===== Records for this task =====

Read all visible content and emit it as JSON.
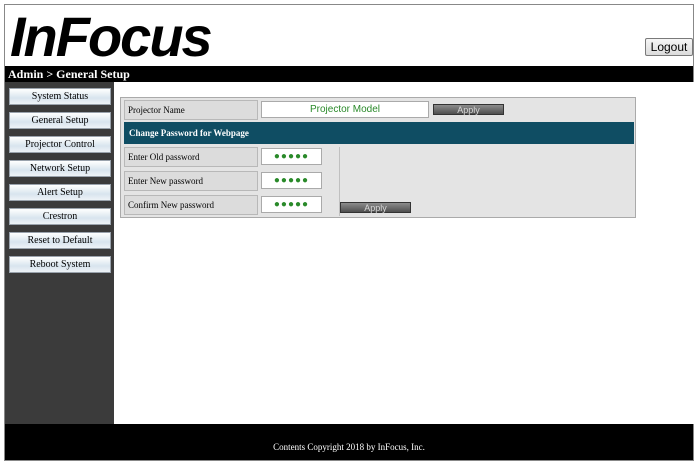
{
  "brand": {
    "logo_text": "InFocus"
  },
  "header": {
    "logout_label": "Logout"
  },
  "breadcrumb": "Admin > General Setup",
  "sidebar": {
    "items": [
      {
        "label": "System Status"
      },
      {
        "label": "General Setup"
      },
      {
        "label": "Projector Control"
      },
      {
        "label": "Network Setup"
      },
      {
        "label": "Alert Setup"
      },
      {
        "label": "Crestron"
      },
      {
        "label": "Reset to Default"
      },
      {
        "label": "Reboot System"
      }
    ]
  },
  "form": {
    "projector_name": {
      "label": "Projector Name",
      "value": "Projector Model",
      "apply_label": "Apply"
    },
    "section_title": "Change Password for Webpage",
    "old_password": {
      "label": "Enter Old password",
      "value": "●●●●●"
    },
    "new_password": {
      "label": "Enter New password",
      "value": "●●●●●"
    },
    "confirm_password": {
      "label": "Confirm New password",
      "value": "●●●●●"
    },
    "password_apply_label": "Apply"
  },
  "footer": {
    "copyright": "Contents Copyright 2018 by InFocus, Inc."
  },
  "colors": {
    "section_bar": "#0f4d63",
    "sidebar_bg": "#3b3b3b",
    "input_text": "#2a8a2a"
  }
}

=====

The task: Copy each line above precisely, dropping the pictures.

Finished task:
Read all visible content and emit it as JSON.
{
  "brand": {
    "logo_text": "InFocus"
  },
  "header": {
    "logout_label": "Logout"
  },
  "breadcrumb": "Admin > General Setup",
  "sidebar": {
    "items": [
      {
        "label": "System Status"
      },
      {
        "label": "General Setup"
      },
      {
        "label": "Projector Control"
      },
      {
        "label": "Network Setup"
      },
      {
        "label": "Alert Setup"
      },
      {
        "label": "Crestron"
      },
      {
        "label": "Reset to Default"
      },
      {
        "label": "Reboot System"
      }
    ]
  },
  "form": {
    "projector_name": {
      "label": "Projector Name",
      "value": "Projector Model",
      "apply_label": "Apply"
    },
    "section_title": "Change Password for Webpage",
    "old_password": {
      "label": "Enter Old password",
      "value": "●●●●●"
    },
    "new_password": {
      "label": "Enter New password",
      "value": "●●●●●"
    },
    "confirm_password": {
      "label": "Confirm New password",
      "value": "●●●●●"
    },
    "password_apply_label": "Apply"
  },
  "footer": {
    "copyright": "Contents Copyright 2018 by InFocus, Inc."
  },
  "colors": {
    "section_bar": "#0f4d63",
    "sidebar_bg": "#3b3b3b",
    "input_text": "#2a8a2a"
  }
}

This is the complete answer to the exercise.